Data excerpts:
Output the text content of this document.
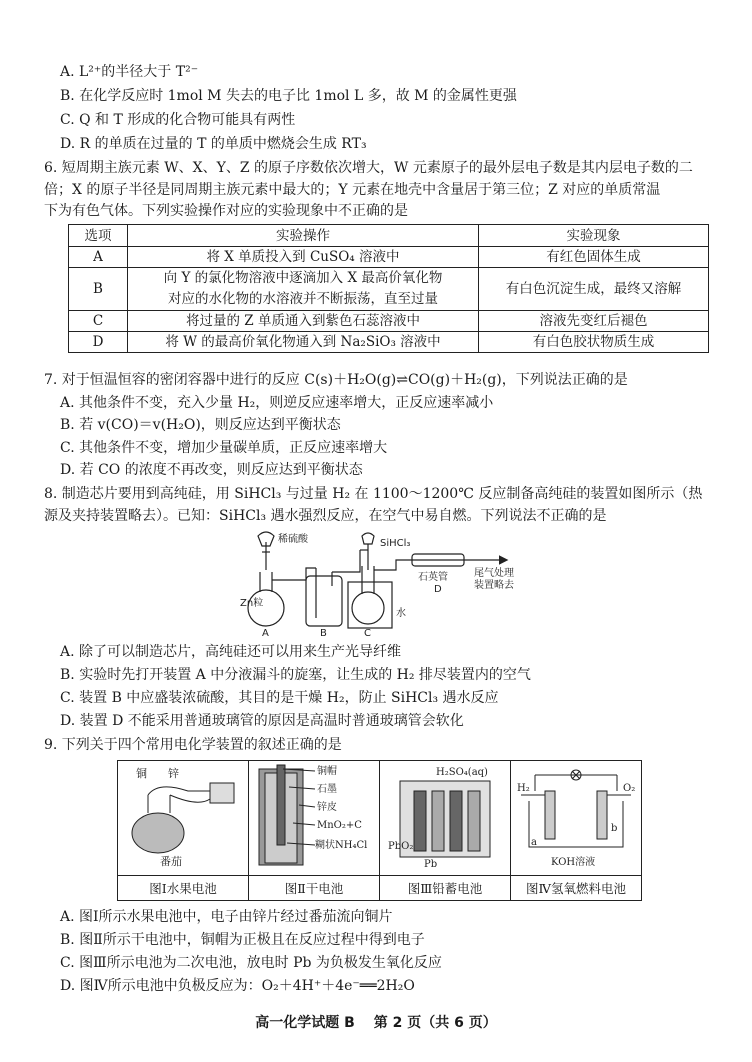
A. L²⁺的半径大于 T²⁻
B. 在化学反应时 1mol M 失去的电子比 1mol L 多，故 M 的金属性更强
C. Q 和 T 形成的化合物可能具有两性
D. R 的单质在过量的 T 的单质中燃烧会生成 RT₃
6. 短周期主族元素 W、X、Y、Z 的原子序数依次增大，W 元素原子的最外层电子数是其内层电子数的二
倍；X 的原子半径是同周期主族元素中最大的；Y 元素在地壳中含量居于第三位；Z 对应的单质常温
下为有色气体。下列实验操作对应的实验现象中不正确的是
选项	实验操作	实验现象
A	将 X 单质投入到 CuSO₄ 溶液中	有红色固体生成
B	向 Y 的氯化物溶液中逐滴加入 X 最高价氧化物
对应的水化物的水溶液并不断振荡，直至过量	有白色沉淀生成，最终又溶解
C	将过量的 Z 单质通入到紫色石蕊溶液中	溶液先变红后褪色
D	将 W 的最高价氧化物通入到 Na₂SiO₃ 溶液中	有白色胶状物质生成
7. 对于恒温恒容的密闭容器中进行的反应 C(s)＋H₂O(g)⇌CO(g)＋H₂(g)，下列说法正确的是
A. 其他条件不变，充入少量 H₂，则逆反应速率增大，正反应速率减小
B. 若 v(CO)＝v(H₂O)，则反应达到平衡状态
C. 其他条件不变，增加少量碳单质，正反应速率增大
D. 若 CO 的浓度不再改变，则反应达到平衡状态
8. 制造芯片要用到高纯硅，用 SiHCl₃ 与过量 H₂ 在 1100～1200℃ 反应制备高纯硅的装置如图所示（热
源及夹持装置略去）。已知：SiHCl₃ 遇水强烈反应，在空气中易自燃。下列说法不正确的是
稀硫酸	SiHCl₃
Zn粒
石英管
D
尾气处理
装置略去
水
A	B	C
A. 除了可以制造芯片，高纯硅还可以用来生产光导纤维
B. 实验时先打开装置 A 中分液漏斗的旋塞，让生成的 H₂ 排尽装置内的空气
C. 装置 B 中应盛装浓硫酸，其目的是干燥 H₂，防止 SiHCl₃ 遇水反应
D. 装置 D 不能采用普通玻璃管的原因是高温时普通玻璃管会软化
9. 下列关于四个常用电化学装置的叙述正确的是
铜 锌
番茄	铜帽
石墨
锌皮
MnO₂+C
糊状NH₄Cl	H₂SO₄(aq)
PbO₂
Pb	H₂ O₂
a
b
KOH溶液

图Ⅰ水果电池	图Ⅱ干电池	图Ⅲ铅蓄电池	图Ⅳ氢氧燃料电池
A. 图Ⅰ所示水果电池中，电子由锌片经过番茄流向铜片
B. 图Ⅱ所示干电池中，铜帽为正极且在反应过程中得到电子
C. 图Ⅲ所示电池为二次电池，放电时 Pb 为负极发生氧化反应
D. 图Ⅳ所示电池中负极反应为：O₂＋4H⁺＋4e⁻══2H₂O
高一化学试题 B　 第 2 页（共 6 页）
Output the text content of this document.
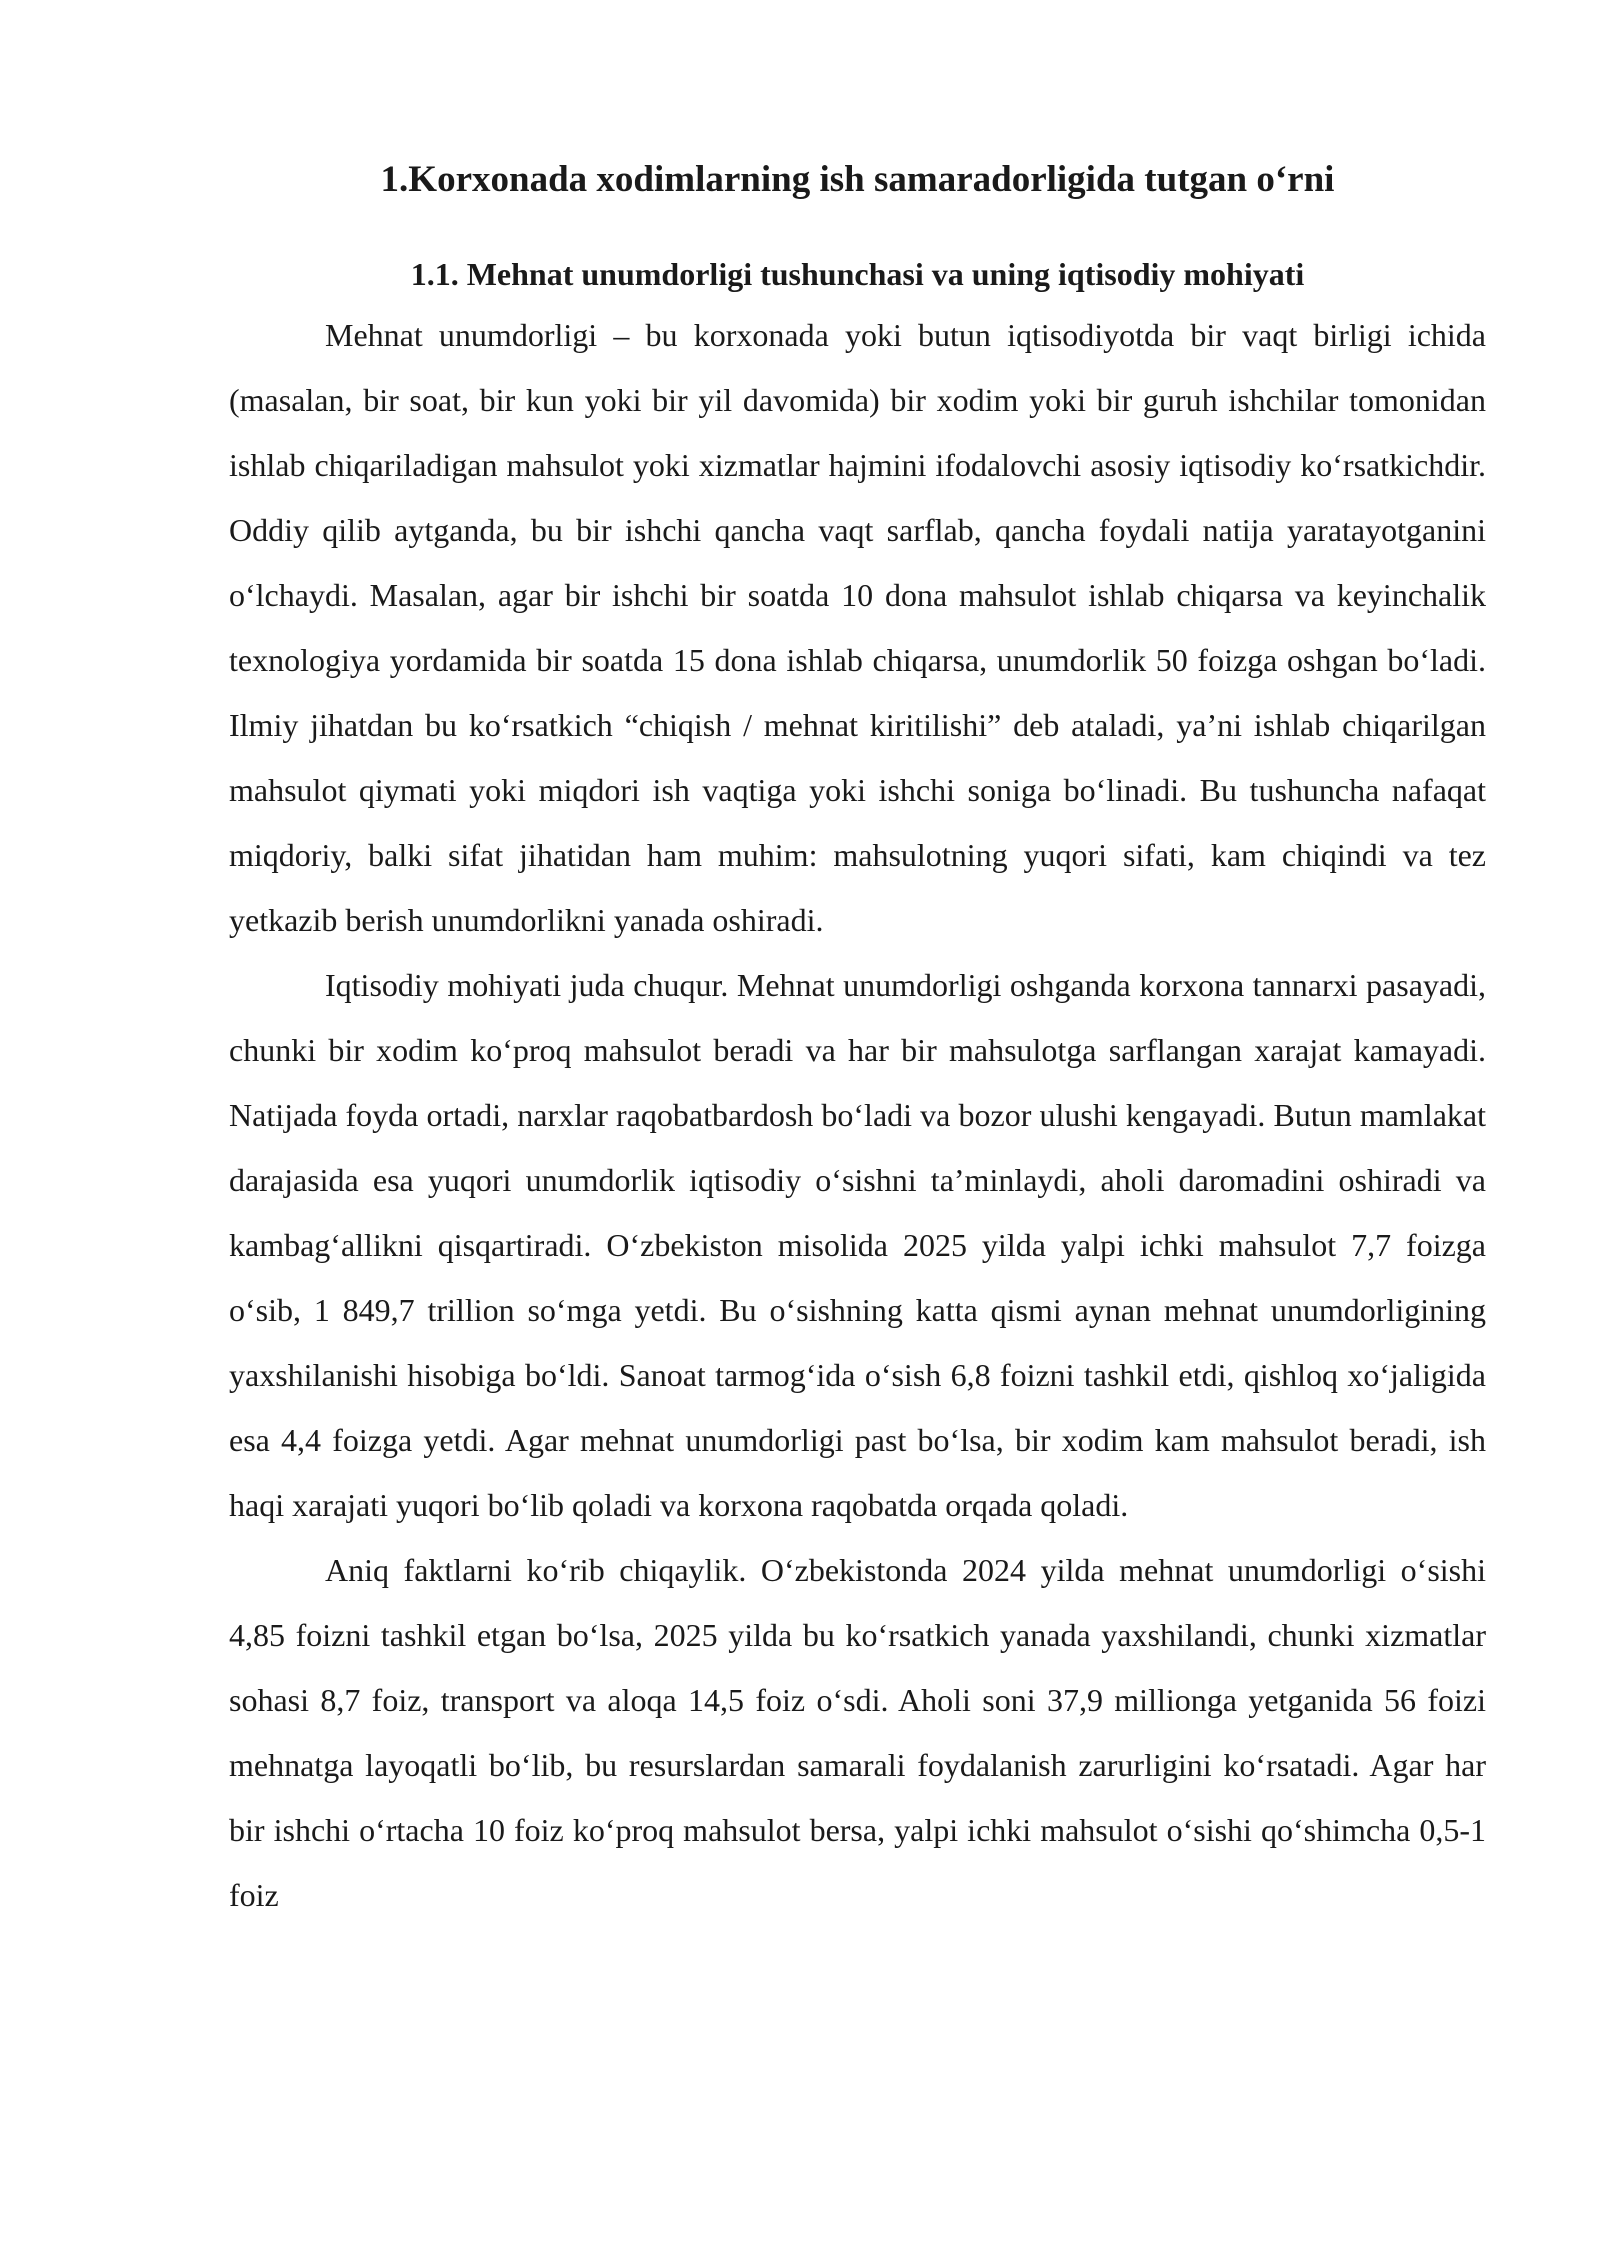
1.Korxonada xodimlarning ish samaradorligida tutgan o‘rni
1.1. Mehnat unumdorligi tushunchasi va uning iqtisodiy mohiyati

Mehnat unumdorligi – bu korxonada yoki butun iqtisodiyotda bir vaqt birligi ichida (masalan, bir soat, bir kun yoki bir yil davomida) bir xodim yoki bir guruh ishchilar tomonidan ishlab chiqariladigan mahsulot yoki xizmatlar hajmini ifodalovchi asosiy iqtisodiy ko‘rsatkichdir. Oddiy qilib aytganda, bu bir ishchi qancha vaqt sarflab, qancha foydali natija yaratayotganini o‘lchaydi. Masalan, agar bir ishchi bir soatda 10 dona mahsulot ishlab chiqarsa va keyinchalik texnologiya yordamida bir soatda 15 dona ishlab chiqarsa, unumdorlik 50 foizga oshgan bo‘ladi. Ilmiy jihatdan bu ko‘rsatkich “chiqish / mehnat kiritilishi” deb ataladi, ya’ni ishlab chiqarilgan mahsulot qiymati yoki miqdori ish vaqtiga yoki ishchi soniga bo‘linadi. Bu tushuncha nafaqat miqdoriy, balki sifat jihatidan ham muhim: mahsulotning yuqori sifati, kam chiqindi va tez yetkazib berish unumdorlikni yanada oshiradi.

Iqtisodiy mohiyati juda chuqur. Mehnat unumdorligi oshganda korxona tannarxi pasayadi, chunki bir xodim ko‘proq mahsulot beradi va har bir mahsulotga sarflangan xarajat kamayadi. Natijada foyda ortadi, narxlar raqobatbardosh bo‘ladi va bozor ulushi kengayadi. Butun mamlakat darajasida esa yuqori unumdorlik iqtisodiy o‘sishni ta’minlaydi, aholi daromadini oshiradi va kambag‘allikni qisqartiradi. O‘zbekiston misolida 2025 yilda yalpi ichki mahsulot 7,7 foizga o‘sib, 1 849,7 trillion so‘mga yetdi. Bu o‘sishning katta qismi aynan mehnat unumdorligining yaxshilanishi hisobiga bo‘ldi. Sanoat tarmog‘ida o‘sish 6,8 foizni tashkil etdi, qishloq xo‘jaligida esa 4,4 foizga yetdi. Agar mehnat unumdorligi past bo‘lsa, bir xodim kam mahsulot beradi, ish haqi xarajati yuqori bo‘lib qoladi va korxona raqobatda orqada qoladi.

Aniq faktlarni ko‘rib chiqaylik. O‘zbekistonda 2024 yilda mehnat unumdorligi o‘sishi 4,85 foizni tashkil etgan bo‘lsa, 2025 yilda bu ko‘rsatkich yanada yaxshilandi, chunki xizmatlar sohasi 8,7 foiz, transport va aloqa 14,5 foiz o‘sdi. Aholi soni 37,9 millionga yetganida 56 foizi mehnatga layoqatli bo‘lib, bu resurslardan samarali foydalanish zarurligini ko‘rsatadi. Agar har bir ishchi o‘rtacha 10 foiz ko‘proq mahsulot bersa, yalpi ichki mahsulot o‘sishi qo‘shimcha 0,5-1 foiz
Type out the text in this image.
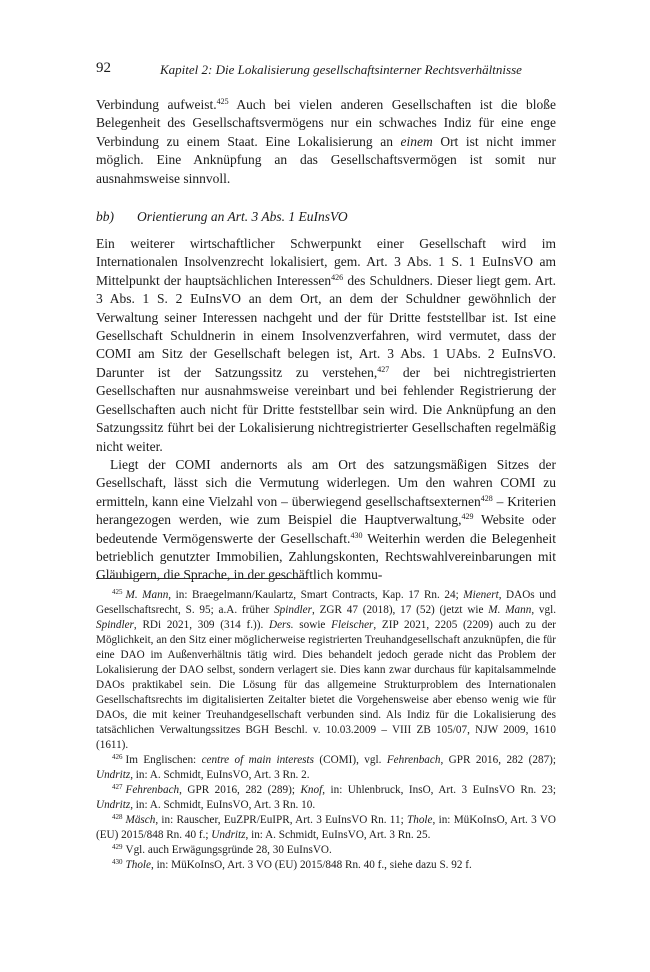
92	Kapitel 2: Die Lokalisierung gesellschaftsinterner Rechtsverhältnisse

Verbindung aufweist.$^{425}$ Auch bei vielen anderen Gesellschaften ist die bloße Belegenheit des Gesellschaftsvermögens nur ein schwaches Indiz für eine enge Verbindung zu einem Staat. Eine Lokalisierung an einem Ort ist nicht immer möglich. Eine Anknüpfung an das Gesellschaftsvermögen ist somit nur ausnahmsweise sinnvoll.

bb) Orientierung an Art. 3 Abs. 1 EuInsVO

Ein weiterer wirtschaftlicher Schwerpunkt einer Gesellschaft wird im Internationalen Insolvenzrecht lokalisiert, gem. Art. 3 Abs. 1 S. 1 EuInsVO am Mittelpunkt der hauptsächlichen Interessen$^{426}$ des Schuldners. Dieser liegt gem. Art. 3 Abs. 1 S. 2 EuInsVO an dem Ort, an dem der Schuldner gewöhnlich der Verwaltung seiner Interessen nachgeht und der für Dritte feststellbar ist. Ist eine Gesellschaft Schuldnerin in einem Insolvenzverfahren, wird vermutet, dass der COMI am Sitz der Gesellschaft belegen ist, Art. 3 Abs. 1 UAbs. 2 EuInsVO. Darunter ist der Satzungssitz zu verstehen,$^{427}$ der bei nichtregistrierten Gesellschaften nur ausnahmsweise vereinbart und bei fehlender Registrierung der Gesellschaften auch nicht für Dritte feststellbar sein wird. Die Anknüpfung an den Satzungssitz führt bei der Lokalisierung nichtregistrierter Gesellschaften regelmäßig nicht weiter.

Liegt der COMI andernorts als am Ort des satzungsmäßigen Sitzes der Gesellschaft, lässt sich die Vermutung widerlegen. Um den wahren COMI zu ermitteln, kann eine Vielzahl von – überwiegend gesellschaftsexternen$^{428}$ – Kriterien herangezogen werden, wie zum Beispiel die Hauptverwaltung,$^{429}$ Website oder bedeutende Vermögenswerte der Gesellschaft.$^{430}$ Weiterhin werden die Belegenheit betrieblich genutzter Immobilien, Zahlungskonten, Rechtswahlvereinbarungen mit Gläubigern, die Sprache, in der geschäftlich kommu-

$^{425}$ M. Mann, in: Braegelmann/Kaulartz, Smart Contracts, Kap. 17 Rn. 24; Mienert, DAOs und Gesellschaftsrecht, S. 95; a.A. früher Spindler, ZGR 47 (2018), 17 (52) (jetzt wie M. Mann, vgl. Spindler, RDi 2021, 309 (314 f.)). Ders. sowie Fleischer, ZIP 2021, 2205 (2209) auch zu der Möglichkeit, an den Sitz einer möglicherweise registrierten Treuhandgesellschaft anzuknüpfen, die für eine DAO im Außenverhältnis tätig wird. Dies behandelt jedoch gerade nicht das Problem der Lokalisierung der DAO selbst, sondern verlagert sie. Dies kann zwar durchaus für kapitalsammelnde DAOs praktikabel sein. Die Lösung für das allgemeine Strukturproblem des Internationalen Gesellschaftsrechts im digitalisierten Zeitalter bietet die Vorgehensweise aber ebenso wenig wie für DAOs, die mit keiner Treuhandgesellschaft verbunden sind. Als Indiz für die Lokalisierung des tatsächlichen Verwaltungssitzes BGH Beschl. v. 10.03.2009 – VIII ZB 105/07, NJW 2009, 1610 (1611).

$^{426}$ Im Englischen: centre of main interests (COMI), vgl. Fehrenbach, GPR 2016, 282 (287); Undritz, in: A. Schmidt, EuInsVO, Art. 3 Rn. 2.

$^{427}$ Fehrenbach, GPR 2016, 282 (289); Knof, in: Uhlenbruck, InsO, Art. 3 EuInsVO Rn. 23; Undritz, in: A. Schmidt, EuInsVO, Art. 3 Rn. 10.

$^{428}$ Mäsch, in: Rauscher, EuZPR/EuIPR, Art. 3 EuInsVO Rn. 11; Thole, in: MüKoInsO, Art. 3 VO (EU) 2015/848 Rn. 40 f.; Undritz, in: A. Schmidt, EuInsVO, Art. 3 Rn. 25.

$^{429}$ Vgl. auch Erwägungsgründe 28, 30 EuInsVO.

$^{430}$ Thole, in: MüKoInsO, Art. 3 VO (EU) 2015/848 Rn. 40 f., siehe dazu S. 92 f.
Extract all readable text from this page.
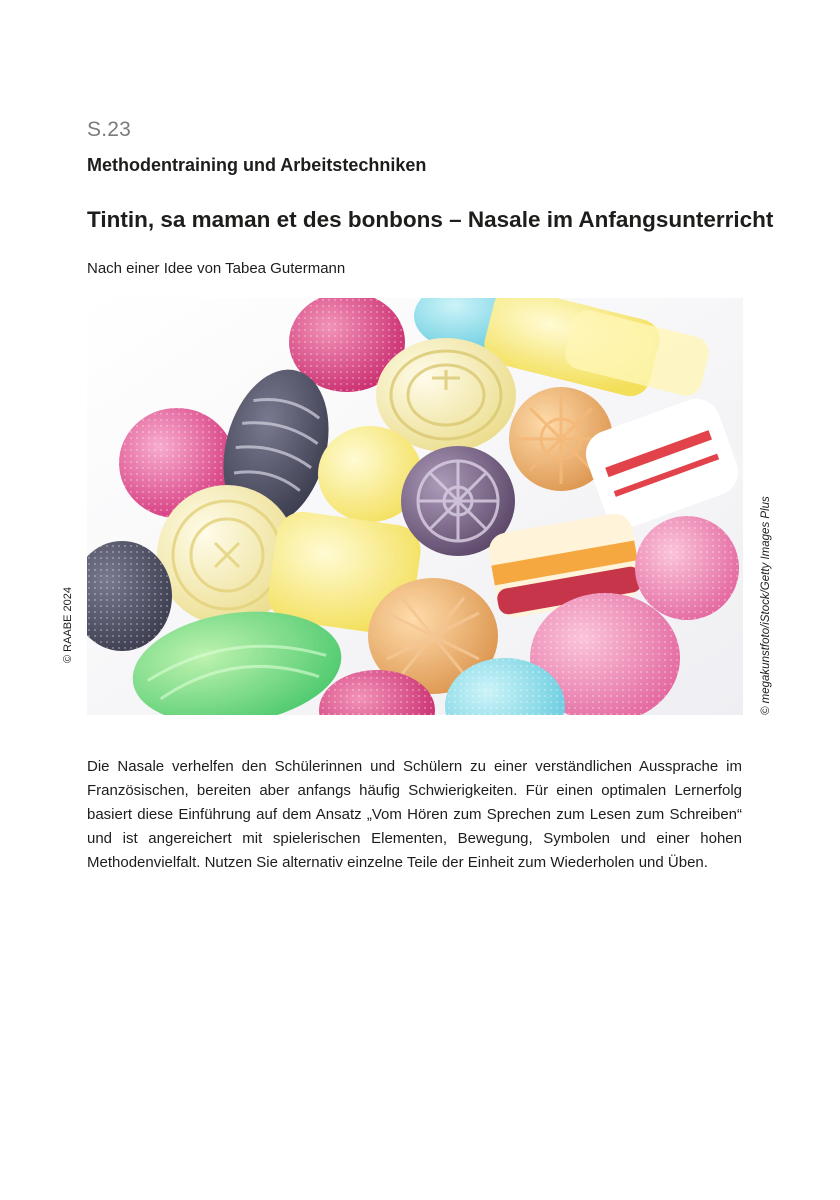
S.23
Methodentraining und Arbeitstechniken
Tintin, sa maman et des bonbons – Nasale im Anfangsunterricht
Nach einer Idee von Tabea Gutermann
© megakunstfoto/iStock/Getty Images Plus
© RAABE 2024
Die Nasale verhelfen den Schülerinnen und Schülern zu einer verständlichen Aussprache im Französischen, bereiten aber anfangs häufig Schwierigkeiten. Für einen optimalen Lernerfolg basiert diese Einführung auf dem Ansatz „Vom Hören zum Sprechen zum Lesen zum Schreiben“ und ist angereichert mit spielerischen Elementen, Bewegung, Symbolen und einer hohen Methodenvielfalt. Nutzen Sie alternativ einzelne Teile der Einheit zum Wiederholen und Üben.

◆ Requirements ◆
In the records above, locate the lines holding the word "aber". Copy each of them.

◆ Exercise response ◆
$^{425}$ M. Mann, in: Braegelmann/Kaulartz, Smart Contracts, Kap. 17 Rn. 24; Mienert, DAOs und Gesellschaftsrecht, S. 95; a.A. früher Spindler, ZGR 47 (2018), 17 (52) (jetzt wie M. Mann, vgl. Spindler, RDi 2021, 309 (314 f.)). Ders. sowie Fleischer, ZIP 2021, 2205 (2209) auch zu der Möglichkeit, an den Sitz einer möglicherweise registrierten Treuhandgesellschaft anzuknüpfen, die für eine DAO im Außenverhältnis tätig wird. Dies behandelt jedoch gerade nicht das Problem der Lokalisierung der DAO selbst, sondern verlagert sie. Dies kann zwar durchaus für kapitalsammelnde DAOs praktikabel sein. Die Lösung für das allgemeine Strukturproblem des Internationalen Gesellschaftsrechts im digitalisierten Zeitalter bietet die Vorgehensweise aber ebenso wenig wie für DAOs, die mit keiner Treuhandgesellschaft verbunden sind. Als Indiz für die Lokalisierung des tatsächlichen Verwaltungssitzes BGH Beschl. v. 10.03.2009 – VIII ZB 105/07, NJW 2009, 1610 (1611).
Die Nasale verhelfen den Schülerinnen und Schülern zu einer verständlichen Aussprache im Französischen, bereiten aber anfangs häufig Schwierigkeiten. Für einen optimalen Lernerfolg basiert diese Einführung auf dem Ansatz „Vom Hören zum Sprechen zum Lesen zum Schreiben“ und ist angereichert mit spielerischen Elementen, Bewegung, Symbolen und einer hohen Methodenvielfalt. Nutzen Sie alternativ einzelne Teile der Einheit zum Wiederholen und Üben.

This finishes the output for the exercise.